THE REQUEST:
Could you write out every record below exactly, leaving out any pictures?

SUPPLIED ENTRIES:
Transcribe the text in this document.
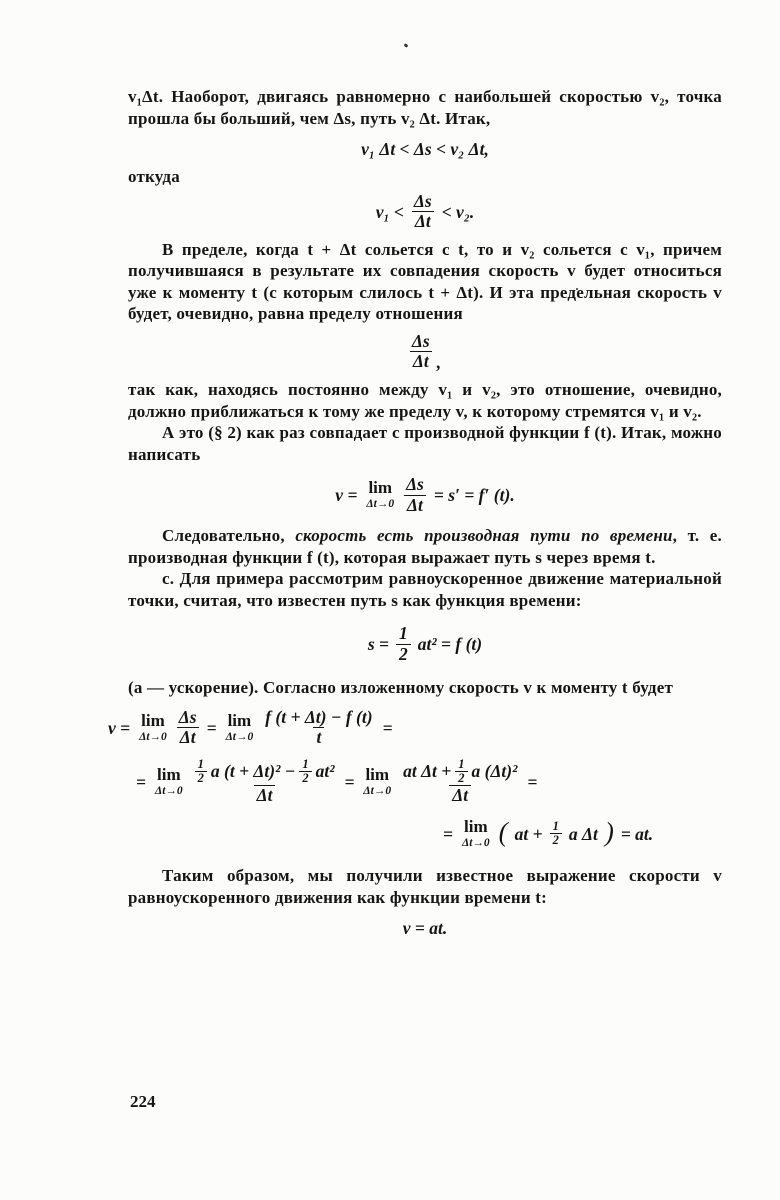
v₁Δt. Наоборот, двигаясь равномерно с наибольшей скоростью v₂, точка прошла бы больший, чем Δs, путь v₂ Δt. Итак,

v₁ Δt < Δs < v₂ Δt,

откуда

$v_1 < \frac{\Delta s}{\Delta t} < v_2$.

В пределе, когда t + Δt сольется с t, то и v₂ сольется с v₁, причем получившаяся в результате их совпадения скорость v будет относиться уже к моменту t (с которым слилось t + Δt). И эта предельная скорость v будет, очевидно, равна пределу отношения

$\frac{\Delta s}{\Delta t}$ ,

так как, находясь постоянно между v₁ и v₂, это отношение, очевидно, должно приближаться к тому же пределу v, к которому стремятся v₁ и v₂.

А это (§ 2) как раз совпадает с производной функции f (t). Итак, можно написать

v = lim
$\Delta t\to 0 \frac{\Delta s}{\Delta t} = s' = f'$ (t).

Следовательно, скорость есть производная пути по времени, т. е. производная функции f (t), которая выражает путь s через время t.

с. Для примера рассмотрим равноускоренное движение материальной точки, считая, что известен путь s как функция времени:

$s = \frac{1}{2} at^2 = f$ (t)

(a — ускорение). Согласно изложенному скорость v к моменту t будет

v = lim
$\Delta t\to 0 \frac{\Delta s}{\Delta t} = \lim$
$\Delta t\to 0 \frac{f (t + \Delta t) - f (t)}{t}$ =
= lim
Δt→0
$\frac{1}{2}$ a $(t + \Delta t)^2 - \frac{1}{2} at^2$
Δt
= lim
Δt→0
at $\Delta t + \frac{1}{2}$ a (Δt)²
Δt
=
= lim
Δt→0 ( at + $\frac{1}{2}$ a Δt ) = at.

Таким образом, мы получили известное выражение скорости v равноускоренного движения как функции времени t:

v = at.
224
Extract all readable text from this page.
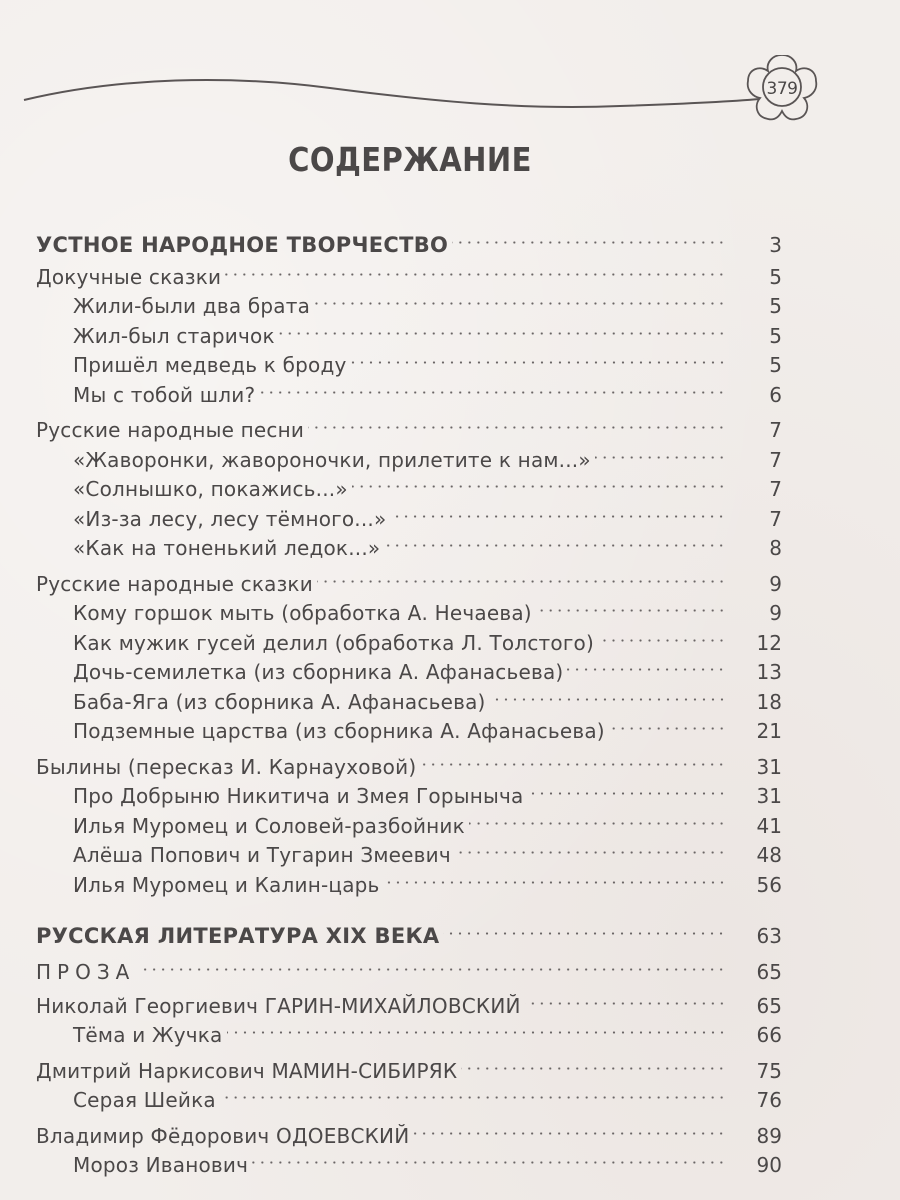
379
СОДЕРЖАНИЕ
УСТНОЕ НАРОДНОЕ ТВОРЧЕСТВО	3
Докучные сказки	5
Жили-были два брата	5
Жил-был старичок	5
Пришёл медведь к броду	5
Мы с тобой шли?	6
Русские народные песни	7
«Жаворонки, жавороночки, прилетите к нам...»	7
«Солнышко, покажись...»	7
«Из-за лесу, лесу тёмного...»	7
«Как на тоненький ледок...»	8
Русские народные сказки	9
Кому горшок мыть (обработка А. Нечаева)	9
Как мужик гусей делил (обработка Л. Толстого)	12
Дочь-семилетка (из сборника А. Афанасьева)	13
Баба-Яга (из сборника А. Афанасьева)	18
Подземные царства (из сборника А. Афанасьева)	21
Былины (пересказ И. Карнауховой)	31
Про Добрыню Никитича и Змея Горыныча	31
Илья Муромец и Соловей-разбойник	41
Алёша Попович и Тугарин Змеевич	48
Илья Муромец и Калин-царь	56
РУССКАЯ ЛИТЕРАТУРА XIX ВЕКА	63
ПРОЗА	65
Николай Георгиевич ГАРИН-МИХАЙЛОВСКИЙ	65
Тёма и Жучка	66
Дмитрий Наркисович МАМИН-СИБИРЯК	75
Серая Шейка	76
Владимир Фёдорович ОДОЕВСКИЙ	89
Мороз Иванович	90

THE RESULT:
Transcribe the text in this document.
v₁Δt. Наоборот, двигаясь равномерно с наибольшей скоростью v₂, точка прошла бы больший, чем Δs, путь v₂ Δt. Итак,

v₁ Δt < Δs < v₂ Δt,

откуда

$v_1 < \frac{\Delta s}{\Delta t} < v_2$.

В пределе, когда t + Δt сольется с t, то и v₂ сольется с v₁, причем получившаяся в результате их совпадения скорость v будет относиться уже к моменту t (с которым слилось t + Δt). И эта предельная скорость v будет, очевидно, равна пределу отношения

$\frac{\Delta s}{\Delta t}$ ,

так как, находясь постоянно между v₁ и v₂, это отношение, очевидно, должно приближаться к тому же пределу v, к которому стремятся v₁ и v₂.

А это (§ 2) как раз совпадает с производной функции f (t). Итак, можно написать

v = lim
$\Delta t\to 0 \frac{\Delta s}{\Delta t} = s' = f'$ (t).

Следовательно, скорость есть производная пути по времени, т. е. производная функции f (t), которая выражает путь s через время t.

с. Для примера рассмотрим равноускоренное движение материальной точки, считая, что известен путь s как функция времени:

$s = \frac{1}{2} at^2 = f$ (t)

(a — ускорение). Согласно изложенному скорость v к моменту t будет

v = lim
$\Delta t\to 0 \frac{\Delta s}{\Delta t} = \lim$
$\Delta t\to 0 \frac{f (t + \Delta t) - f (t)}{t}$ =
= lim
Δt→0
$\frac{1}{2}$ a $(t + \Delta t)^2 - \frac{1}{2} at^2$
Δt
= lim
Δt→0
at $\Delta t + \frac{1}{2}$ a (Δt)²
Δt
=
= lim
Δt→0 ( at + $\frac{1}{2}$ a Δt ) = at.

Таким образом, мы получили известное выражение скорости v равноускоренного движения как функции времени t:

v = at.
224
Extract all readable text from this page.
379
СОДЕРЖАНИЕ
УСТНОЕ НАРОДНОЕ ТВОРЧЕСТВО	3
Докучные сказки	5
Жили-были два брата	5
Жил-был старичок	5
Пришёл медведь к броду	5
Мы с тобой шли?	6
Русские народные песни	7
«Жаворонки, жавороночки, прилетите к нам...»	7
«Солнышко, покажись...»	7
«Из-за лесу, лесу тёмного...»	7
«Как на тоненький ледок...»	8
Русские народные сказки	9
Кому горшок мыть (обработка А. Нечаева)	9
Как мужик гусей делил (обработка Л. Толстого)	12
Дочь-семилетка (из сборника А. Афанасьева)	13
Баба-Яга (из сборника А. Афанасьева)	18
Подземные царства (из сборника А. Афанасьева)	21
Былины (пересказ И. Карнауховой)	31
Про Добрыню Никитича и Змея Горыныча	31
Илья Муромец и Соловей-разбойник	41
Алёша Попович и Тугарин Змеевич	48
Илья Муромец и Калин-царь	56
РУССКАЯ ЛИТЕРАТУРА XIX ВЕКА	63
ПРОЗА	65
Николай Георгиевич ГАРИН-МИХАЙЛОВСКИЙ	65
Тёма и Жучка	66
Дмитрий Наркисович МАМИН-СИБИРЯК	75
Серая Шейка	76
Владимир Фёдорович ОДОЕВСКИЙ	89
Мороз Иванович	90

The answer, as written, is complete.